EXERCISE DETAILS: Give the entries again, word for word.

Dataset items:
◇ ◇ ◇ ◇ ◇

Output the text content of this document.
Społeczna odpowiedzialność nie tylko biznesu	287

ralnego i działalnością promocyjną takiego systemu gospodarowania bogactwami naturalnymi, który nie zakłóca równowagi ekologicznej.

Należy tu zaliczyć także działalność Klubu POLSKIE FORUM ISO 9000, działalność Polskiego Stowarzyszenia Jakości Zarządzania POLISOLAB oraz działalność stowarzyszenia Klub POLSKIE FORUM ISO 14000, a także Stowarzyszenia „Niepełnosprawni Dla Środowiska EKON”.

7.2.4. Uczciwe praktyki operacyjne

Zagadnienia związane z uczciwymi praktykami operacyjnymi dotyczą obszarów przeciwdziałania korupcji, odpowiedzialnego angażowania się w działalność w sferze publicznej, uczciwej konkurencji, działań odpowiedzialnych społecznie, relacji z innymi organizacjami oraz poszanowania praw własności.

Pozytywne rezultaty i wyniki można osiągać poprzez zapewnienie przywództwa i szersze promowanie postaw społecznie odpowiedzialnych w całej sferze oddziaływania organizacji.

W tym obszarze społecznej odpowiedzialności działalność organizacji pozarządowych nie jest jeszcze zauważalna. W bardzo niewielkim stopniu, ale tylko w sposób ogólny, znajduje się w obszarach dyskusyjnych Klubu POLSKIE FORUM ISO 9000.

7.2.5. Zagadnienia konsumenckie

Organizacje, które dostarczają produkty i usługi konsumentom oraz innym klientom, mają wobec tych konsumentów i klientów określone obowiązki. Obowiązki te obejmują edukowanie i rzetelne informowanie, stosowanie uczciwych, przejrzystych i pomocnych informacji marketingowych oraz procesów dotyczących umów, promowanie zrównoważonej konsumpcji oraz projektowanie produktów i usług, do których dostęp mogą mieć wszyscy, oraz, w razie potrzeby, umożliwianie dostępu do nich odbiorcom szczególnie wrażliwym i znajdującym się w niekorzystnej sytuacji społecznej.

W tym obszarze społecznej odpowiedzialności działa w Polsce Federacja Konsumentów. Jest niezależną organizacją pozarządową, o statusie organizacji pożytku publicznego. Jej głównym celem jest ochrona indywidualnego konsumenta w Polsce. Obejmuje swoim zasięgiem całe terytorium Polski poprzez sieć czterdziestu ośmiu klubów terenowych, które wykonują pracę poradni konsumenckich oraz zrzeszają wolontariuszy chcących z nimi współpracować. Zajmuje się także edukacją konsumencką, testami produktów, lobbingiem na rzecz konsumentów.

◇ ◇ ◇ ◇ ◇

ANSWER TO THE TASK:
Output the text content of this document.
Społeczna odpowiedzialność nie tylko biznesu	287

ralnego i działalnością promocyjną takiego systemu gospodarowania bogactwami naturalnymi, który nie zakłóca równowagi ekologicznej.

Należy tu zaliczyć także działalność Klubu POLSKIE FORUM ISO 9000, działalność Polskiego Stowarzyszenia Jakości Zarządzania POLISOLAB oraz działalność stowarzyszenia Klub POLSKIE FORUM ISO 14000, a także Stowarzyszenia „Niepełnosprawni Dla Środowiska EKON”.

7.2.4. Uczciwe praktyki operacyjne

Zagadnienia związane z uczciwymi praktykami operacyjnymi dotyczą obszarów przeciwdziałania korupcji, odpowiedzialnego angażowania się w działalność w sferze publicznej, uczciwej konkurencji, działań odpowiedzialnych społecznie, relacji z innymi organizacjami oraz poszanowania praw własności.

Pozytywne rezultaty i wyniki można osiągać poprzez zapewnienie przywództwa i szersze promowanie postaw społecznie odpowiedzialnych w całej sferze oddziaływania organizacji.

W tym obszarze społecznej odpowiedzialności działalność organizacji pozarządowych nie jest jeszcze zauważalna. W bardzo niewielkim stopniu, ale tylko w sposób ogólny, znajduje się w obszarach dyskusyjnych Klubu POLSKIE FORUM ISO 9000.

7.2.5. Zagadnienia konsumenckie

Organizacje, które dostarczają produkty i usługi konsumentom oraz innym klientom, mają wobec tych konsumentów i klientów określone obowiązki. Obowiązki te obejmują edukowanie i rzetelne informowanie, stosowanie uczciwych, przejrzystych i pomocnych informacji marketingowych oraz procesów dotyczących umów, promowanie zrównoważonej konsumpcji oraz projektowanie produktów i usług, do których dostęp mogą mieć wszyscy, oraz, w razie potrzeby, umożliwianie dostępu do nich odbiorcom szczególnie wrażliwym i znajdującym się w niekorzystnej sytuacji społecznej.

W tym obszarze społecznej odpowiedzialności działa w Polsce Federacja Konsumentów. Jest niezależną organizacją pozarządową, o statusie organizacji pożytku publicznego. Jej głównym celem jest ochrona indywidualnego konsumenta w Polsce. Obejmuje swoim zasięgiem całe terytorium Polski poprzez sieć czterdziestu ośmiu klubów terenowych, które wykonują pracę poradni konsumenckich oraz zrzeszają wolontariuszy chcących z nimi współpracować. Zajmuje się także edukacją konsumencką, testami produktów, lobbingiem na rzecz konsumentów.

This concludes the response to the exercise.